------ Extracted entries ------
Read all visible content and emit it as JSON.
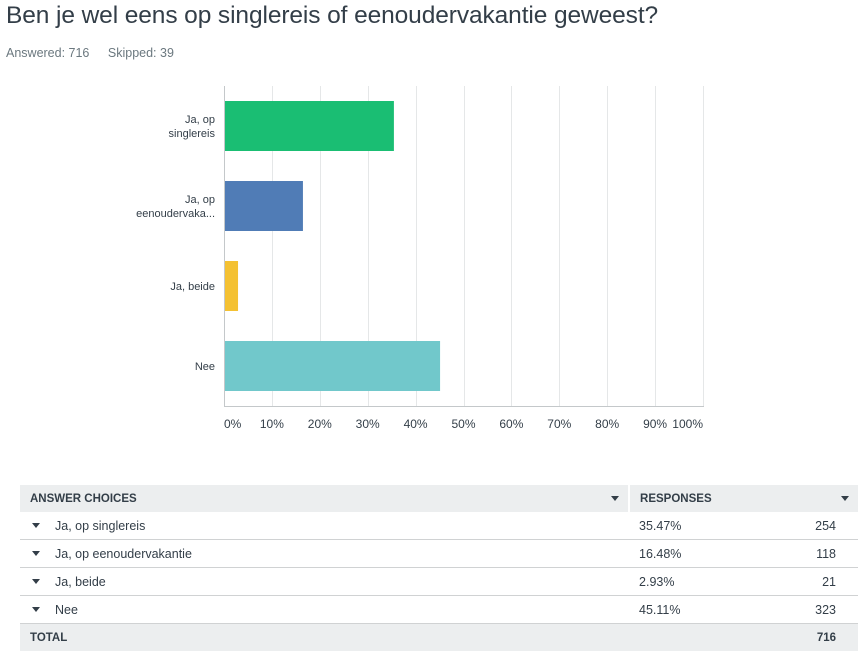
{
  "question": {
    "title": "Ben je wel eens op singlereis of eenoudervakantie geweest?",
    "answered": "Answered: 716",
    "skipped": "Skipped: 39"
  },
  "chart_data": {
    "type": "bar",
    "orientation": "horizontal",
    "categories": [
      "Ja, op singlereis",
      "Ja, op eenoudervakantie",
      "Ja, beide",
      "Nee"
    ],
    "category_display_labels": [
      [
        "Ja, op",
        "singlereis"
      ],
      [
        "Ja, op",
        "eenoudervaka..."
      ],
      [
        "Ja, beide"
      ],
      [
        "Nee"
      ]
    ],
    "values": [
      35.47,
      16.48,
      2.93,
      45.11
    ],
    "colors": [
      "#1abe73",
      "#507cb6",
      "#f4c132",
      "#71c8cb"
    ],
    "xlim": [
      0,
      100
    ],
    "xticks": [
      0,
      10,
      20,
      30,
      40,
      50,
      60,
      70,
      80,
      90,
      100
    ],
    "tick_labels": [
      "0%",
      "10%",
      "20%",
      "30%",
      "40%",
      "50%",
      "60%",
      "70%",
      "80%",
      "90%",
      "100%"
    ],
    "grid": true,
    "title": "",
    "xlabel": "",
    "ylabel": ""
  },
  "table": {
    "headers": {
      "choice": "ANSWER CHOICES",
      "responses": "RESPONSES"
    },
    "rows": [
      {
        "choice": "Ja, op singlereis",
        "percent": "35.47%",
        "count": "254"
      },
      {
        "choice": "Ja, op eenoudervakantie",
        "percent": "16.48%",
        "count": "118"
      },
      {
        "choice": "Ja, beide",
        "percent": "2.93%",
        "count": "21"
      },
      {
        "choice": "Nee",
        "percent": "45.11%",
        "count": "323"
      }
    ],
    "total_label": "TOTAL",
    "total_count": "716"
  }
}
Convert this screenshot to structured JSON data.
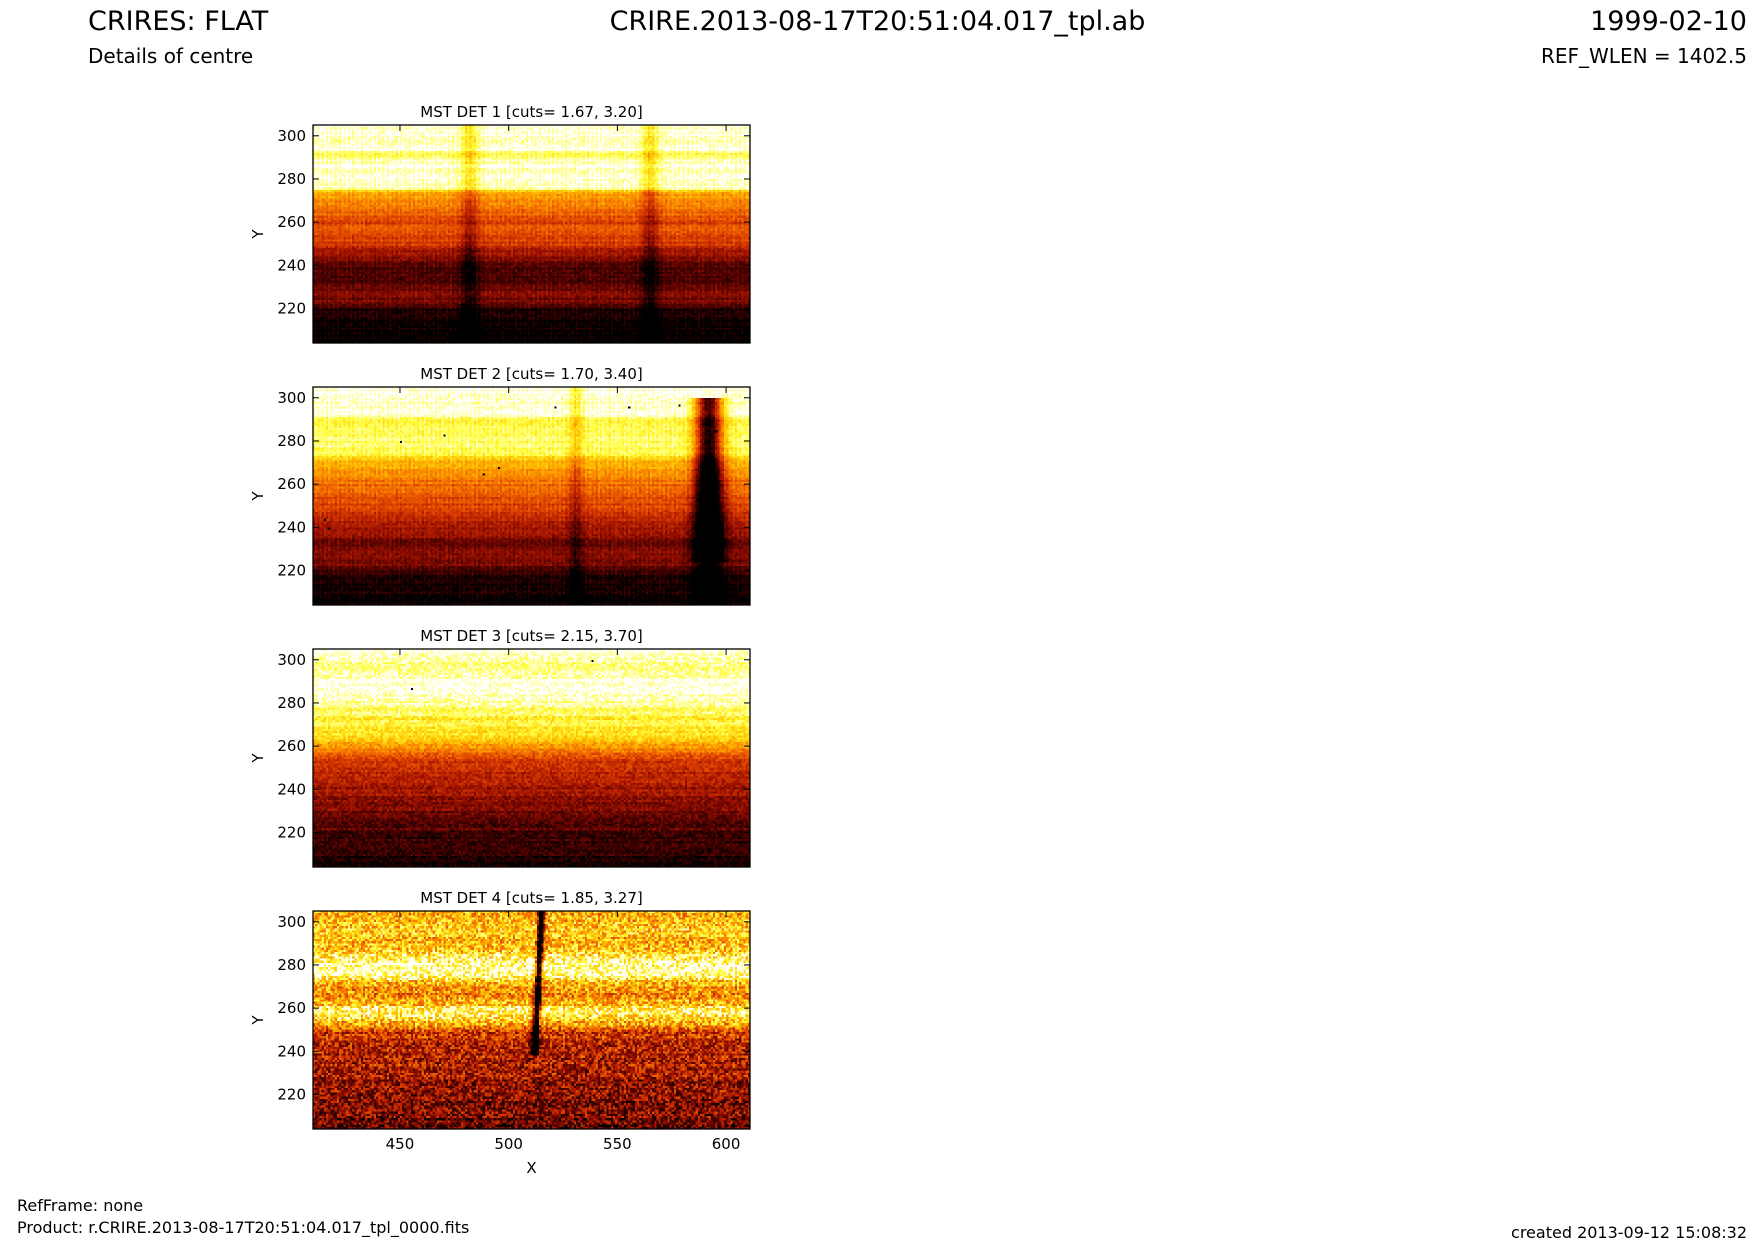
{
  "header": {
    "title": "CRIRES: FLAT",
    "subtitle": "Details of centre",
    "file": "CRIRE.2013-08-17T20:51:04.017_tpl.ab",
    "date": "1999-02-10",
    "ref_wlen": "REF_WLEN = 1402.5"
  },
  "footer": {
    "refframe": "RefFrame: none",
    "product": "Product: r.CRIRE.2013-08-17T20:51:04.017_tpl_0000.fits",
    "created": "created 2013-09-12 15:08:32"
  },
  "colors": {
    "colormap": [
      "#000000",
      "#4a0000",
      "#9a1000",
      "#d83a00",
      "#f77a00",
      "#ffc300",
      "#ffff40",
      "#ffffff"
    ]
  },
  "chart_data": [
    {
      "type": "heatmap",
      "title": "MST DET 1 [cuts= 1.67, 3.20]",
      "ylabel": "Y",
      "xlim": [
        410,
        611
      ],
      "ylim": [
        204,
        305
      ],
      "xticks": [
        450,
        500,
        550,
        600
      ],
      "yticks": [
        220,
        240,
        260,
        280,
        300
      ],
      "profile": [
        [
          204,
          0.02
        ],
        [
          214,
          0.05
        ],
        [
          220,
          0.08
        ],
        [
          222,
          0.2
        ],
        [
          227,
          0.27
        ],
        [
          232,
          0.18
        ],
        [
          237,
          0.14
        ],
        [
          241,
          0.22
        ],
        [
          245,
          0.32
        ],
        [
          250,
          0.43
        ],
        [
          255,
          0.5
        ],
        [
          260,
          0.47
        ],
        [
          265,
          0.56
        ],
        [
          270,
          0.63
        ],
        [
          274,
          0.7
        ],
        [
          276,
          0.98
        ],
        [
          288,
          0.99
        ],
        [
          291,
          0.85
        ],
        [
          293,
          0.99
        ],
        [
          305,
          1.0
        ]
      ],
      "vertical_features": [
        [
          482,
          4,
          -0.18
        ],
        [
          565,
          4,
          -0.18
        ]
      ],
      "bad_pixels": []
    },
    {
      "type": "heatmap",
      "title": "MST DET 2 [cuts= 1.70, 3.40]",
      "ylabel": "Y",
      "xlim": [
        410,
        611
      ],
      "ylim": [
        204,
        305
      ],
      "xticks": [
        450,
        500,
        550,
        600
      ],
      "yticks": [
        220,
        240,
        260,
        280,
        300
      ],
      "profile": [
        [
          204,
          0.03
        ],
        [
          214,
          0.06
        ],
        [
          219,
          0.1
        ],
        [
          222,
          0.22
        ],
        [
          228,
          0.3
        ],
        [
          233,
          0.22
        ],
        [
          238,
          0.3
        ],
        [
          243,
          0.38
        ],
        [
          248,
          0.45
        ],
        [
          253,
          0.5
        ],
        [
          258,
          0.56
        ],
        [
          263,
          0.6
        ],
        [
          268,
          0.66
        ],
        [
          272,
          0.76
        ],
        [
          275,
          0.9
        ],
        [
          285,
          0.92
        ],
        [
          290,
          0.83
        ],
        [
          292,
          0.98
        ],
        [
          305,
          1.0
        ]
      ],
      "vertical_features": [
        [
          531,
          3,
          -0.15
        ],
        [
          592,
          6,
          -0.85
        ]
      ],
      "bad_pixels": [
        [
          521,
          296
        ],
        [
          555,
          296
        ],
        [
          450,
          280
        ],
        [
          470,
          283
        ],
        [
          595,
          285
        ],
        [
          578,
          297
        ],
        [
          415,
          244
        ],
        [
          417,
          240
        ],
        [
          595,
          233
        ],
        [
          495,
          268
        ],
        [
          488,
          265
        ]
      ]
    },
    {
      "type": "heatmap",
      "title": "MST DET 3 [cuts= 2.15, 3.70]",
      "ylabel": "Y",
      "xlim": [
        410,
        611
      ],
      "ylim": [
        204,
        305
      ],
      "xticks": [
        450,
        500,
        550,
        600
      ],
      "yticks": [
        220,
        240,
        260,
        280,
        300
      ],
      "profile": [
        [
          204,
          0.04
        ],
        [
          212,
          0.08
        ],
        [
          220,
          0.14
        ],
        [
          228,
          0.2
        ],
        [
          236,
          0.28
        ],
        [
          244,
          0.33
        ],
        [
          250,
          0.38
        ],
        [
          256,
          0.5
        ],
        [
          260,
          0.62
        ],
        [
          264,
          0.75
        ],
        [
          268,
          0.82
        ],
        [
          272,
          0.82
        ],
        [
          277,
          0.88
        ],
        [
          282,
          0.96
        ],
        [
          290,
          0.98
        ],
        [
          294,
          0.9
        ],
        [
          299,
          0.95
        ],
        [
          305,
          0.98
        ]
      ],
      "vertical_features": [],
      "bad_pixels": [
        [
          538,
          300
        ],
        [
          455,
          287
        ]
      ]
    },
    {
      "type": "heatmap",
      "title": "MST DET 4 [cuts= 1.85, 3.27]",
      "xlabel": "X",
      "ylabel": "Y",
      "xlim": [
        410,
        611
      ],
      "ylim": [
        204,
        305
      ],
      "xticks": [
        450,
        500,
        550,
        600
      ],
      "yticks": [
        220,
        240,
        260,
        280,
        300
      ],
      "profile": [
        [
          204,
          0.18
        ],
        [
          214,
          0.24
        ],
        [
          224,
          0.28
        ],
        [
          234,
          0.33
        ],
        [
          242,
          0.36
        ],
        [
          249,
          0.42
        ],
        [
          252,
          0.65
        ],
        [
          258,
          0.9
        ],
        [
          262,
          0.72
        ],
        [
          266,
          0.6
        ],
        [
          272,
          0.68
        ],
        [
          275,
          0.95
        ],
        [
          282,
          0.92
        ],
        [
          287,
          0.74
        ],
        [
          292,
          0.68
        ],
        [
          297,
          0.74
        ],
        [
          305,
          0.68
        ]
      ],
      "vertical_features": [
        [
          512,
          1.5,
          -1.0
        ]
      ],
      "bad_pixels": []
    }
  ]
}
------
§ Do this
Look through the entries above; copy each line where the string "singlereis" appears.

§ Task solution
    "title": "Ben je wel eens op singlereis of eenoudervakantie geweest?",
      "Ja, op singlereis",
        "singlereis"
        "choice": "Ja, op singlereis",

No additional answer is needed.